— START —
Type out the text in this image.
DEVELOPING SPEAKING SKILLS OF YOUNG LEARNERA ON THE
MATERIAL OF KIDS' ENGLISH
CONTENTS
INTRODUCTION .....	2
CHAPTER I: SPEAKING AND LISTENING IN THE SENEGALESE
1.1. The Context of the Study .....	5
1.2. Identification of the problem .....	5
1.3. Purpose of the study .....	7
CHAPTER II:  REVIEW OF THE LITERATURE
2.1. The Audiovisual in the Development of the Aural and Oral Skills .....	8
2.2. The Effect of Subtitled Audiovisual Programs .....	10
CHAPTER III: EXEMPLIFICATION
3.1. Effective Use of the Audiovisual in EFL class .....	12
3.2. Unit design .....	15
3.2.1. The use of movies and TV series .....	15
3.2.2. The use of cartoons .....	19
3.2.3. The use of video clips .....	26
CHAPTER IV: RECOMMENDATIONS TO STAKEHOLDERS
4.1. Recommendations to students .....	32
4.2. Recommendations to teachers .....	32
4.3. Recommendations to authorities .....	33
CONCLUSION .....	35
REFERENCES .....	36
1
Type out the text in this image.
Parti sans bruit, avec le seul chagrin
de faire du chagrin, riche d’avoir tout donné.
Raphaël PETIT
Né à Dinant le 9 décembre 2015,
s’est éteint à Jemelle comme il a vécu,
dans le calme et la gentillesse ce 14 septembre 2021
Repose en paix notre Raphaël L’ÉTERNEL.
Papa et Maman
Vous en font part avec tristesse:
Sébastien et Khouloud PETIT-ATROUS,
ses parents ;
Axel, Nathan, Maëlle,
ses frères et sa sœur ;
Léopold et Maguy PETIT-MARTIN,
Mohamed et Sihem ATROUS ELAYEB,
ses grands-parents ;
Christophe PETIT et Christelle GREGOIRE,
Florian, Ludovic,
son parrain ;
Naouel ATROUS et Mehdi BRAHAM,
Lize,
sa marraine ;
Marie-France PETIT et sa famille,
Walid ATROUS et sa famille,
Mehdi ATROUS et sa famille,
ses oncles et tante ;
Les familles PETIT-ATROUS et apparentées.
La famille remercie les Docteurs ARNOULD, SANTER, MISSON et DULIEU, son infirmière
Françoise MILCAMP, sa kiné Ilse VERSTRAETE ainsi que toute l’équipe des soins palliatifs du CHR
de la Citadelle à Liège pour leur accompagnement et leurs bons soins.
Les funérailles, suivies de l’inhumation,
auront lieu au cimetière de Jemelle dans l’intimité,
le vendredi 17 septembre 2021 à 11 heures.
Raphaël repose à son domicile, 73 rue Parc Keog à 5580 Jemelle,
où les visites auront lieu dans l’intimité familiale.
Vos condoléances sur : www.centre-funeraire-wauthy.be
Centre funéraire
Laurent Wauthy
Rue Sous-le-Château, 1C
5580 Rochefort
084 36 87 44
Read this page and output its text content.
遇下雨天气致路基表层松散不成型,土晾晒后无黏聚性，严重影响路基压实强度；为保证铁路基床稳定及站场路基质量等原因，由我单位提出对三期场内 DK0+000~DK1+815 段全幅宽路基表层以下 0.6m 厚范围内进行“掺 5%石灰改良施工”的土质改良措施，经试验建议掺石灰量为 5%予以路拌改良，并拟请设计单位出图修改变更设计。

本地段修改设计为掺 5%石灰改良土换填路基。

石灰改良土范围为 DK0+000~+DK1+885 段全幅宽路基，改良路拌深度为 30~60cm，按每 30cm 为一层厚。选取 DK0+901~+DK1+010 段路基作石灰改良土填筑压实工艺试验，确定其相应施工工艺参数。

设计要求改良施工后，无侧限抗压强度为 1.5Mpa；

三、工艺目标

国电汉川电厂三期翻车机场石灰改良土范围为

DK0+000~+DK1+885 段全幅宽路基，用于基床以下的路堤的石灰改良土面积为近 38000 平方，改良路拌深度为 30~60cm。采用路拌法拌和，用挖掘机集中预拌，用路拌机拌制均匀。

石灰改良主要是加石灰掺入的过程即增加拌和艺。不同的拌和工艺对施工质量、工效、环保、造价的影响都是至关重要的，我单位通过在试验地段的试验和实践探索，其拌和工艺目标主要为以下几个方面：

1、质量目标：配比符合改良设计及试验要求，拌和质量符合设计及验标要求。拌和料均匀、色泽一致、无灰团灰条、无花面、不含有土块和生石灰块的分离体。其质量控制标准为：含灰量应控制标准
— END —
=== Required work ===
Could you reproduce every record above exactly as it appears?

=== Task answer ===
Type out the text in this image.
DEVELOPING SPEAKING SKILLS OF YOUNG LEARNERA ON THE
MATERIAL OF KIDS' ENGLISH
CONTENTS
INTRODUCTION .....	2
CHAPTER I: SPEAKING AND LISTENING IN THE SENEGALESE
1.1. The Context of the Study .....	5
1.2. Identification of the problem .....	5
1.3. Purpose of the study .....	7
CHAPTER II:  REVIEW OF THE LITERATURE
2.1. The Audiovisual in the Development of the Aural and Oral Skills .....	8
2.2. The Effect of Subtitled Audiovisual Programs .....	10
CHAPTER III: EXEMPLIFICATION
3.1. Effective Use of the Audiovisual in EFL class .....	12
3.2. Unit design .....	15
3.2.1. The use of movies and TV series .....	15
3.2.2. The use of cartoons .....	19
3.2.3. The use of video clips .....	26
CHAPTER IV: RECOMMENDATIONS TO STAKEHOLDERS
4.1. Recommendations to students .....	32
4.2. Recommendations to teachers .....	32
4.3. Recommendations to authorities .....	33
CONCLUSION .....	35
REFERENCES .....	36
1
Type out the text in this image.
Parti sans bruit, avec le seul chagrin
de faire du chagrin, riche d’avoir tout donné.
Raphaël PETIT
Né à Dinant le 9 décembre 2015,
s’est éteint à Jemelle comme il a vécu,
dans le calme et la gentillesse ce 14 septembre 2021
Repose en paix notre Raphaël L’ÉTERNEL.
Papa et Maman
Vous en font part avec tristesse:
Sébastien et Khouloud PETIT-ATROUS,
ses parents ;
Axel, Nathan, Maëlle,
ses frères et sa sœur ;
Léopold et Maguy PETIT-MARTIN,
Mohamed et Sihem ATROUS ELAYEB,
ses grands-parents ;
Christophe PETIT et Christelle GREGOIRE,
Florian, Ludovic,
son parrain ;
Naouel ATROUS et Mehdi BRAHAM,
Lize,
sa marraine ;
Marie-France PETIT et sa famille,
Walid ATROUS et sa famille,
Mehdi ATROUS et sa famille,
ses oncles et tante ;
Les familles PETIT-ATROUS et apparentées.
La famille remercie les Docteurs ARNOULD, SANTER, MISSON et DULIEU, son infirmière
Françoise MILCAMP, sa kiné Ilse VERSTRAETE ainsi que toute l’équipe des soins palliatifs du CHR
de la Citadelle à Liège pour leur accompagnement et leurs bons soins.
Les funérailles, suivies de l’inhumation,
auront lieu au cimetière de Jemelle dans l’intimité,
le vendredi 17 septembre 2021 à 11 heures.
Raphaël repose à son domicile, 73 rue Parc Keog à 5580 Jemelle,
où les visites auront lieu dans l’intimité familiale.
Vos condoléances sur : www.centre-funeraire-wauthy.be
Centre funéraire
Laurent Wauthy
Rue Sous-le-Château, 1C
5580 Rochefort
084 36 87 44
Read this page and output its text content.
遇下雨天气致路基表层松散不成型,土晾晒后无黏聚性，严重影响路基压实强度；为保证铁路基床稳定及站场路基质量等原因，由我单位提出对三期场内 DK0+000~DK1+815 段全幅宽路基表层以下 0.6m 厚范围内进行“掺 5%石灰改良施工”的土质改良措施，经试验建议掺石灰量为 5%予以路拌改良，并拟请设计单位出图修改变更设计。

本地段修改设计为掺 5%石灰改良土换填路基。

石灰改良土范围为 DK0+000~+DK1+885 段全幅宽路基，改良路拌深度为 30~60cm，按每 30cm 为一层厚。选取 DK0+901~+DK1+010 段路基作石灰改良土填筑压实工艺试验，确定其相应施工工艺参数。

设计要求改良施工后，无侧限抗压强度为 1.5Mpa；

三、工艺目标

国电汉川电厂三期翻车机场石灰改良土范围为

DK0+000~+DK1+885 段全幅宽路基，用于基床以下的路堤的石灰改良土面积为近 38000 平方，改良路拌深度为 30~60cm。采用路拌法拌和，用挖掘机集中预拌，用路拌机拌制均匀。

石灰改良主要是加石灰掺入的过程即增加拌和艺。不同的拌和工艺对施工质量、工效、环保、造价的影响都是至关重要的，我单位通过在试验地段的试验和实践探索，其拌和工艺目标主要为以下几个方面：

1、质量目标：配比符合改良设计及试验要求，拌和质量符合设计及验标要求。拌和料均匀、色泽一致、无灰团灰条、无花面、不含有土块和生石灰块的分离体。其质量控制标准为：含灰量应控制标准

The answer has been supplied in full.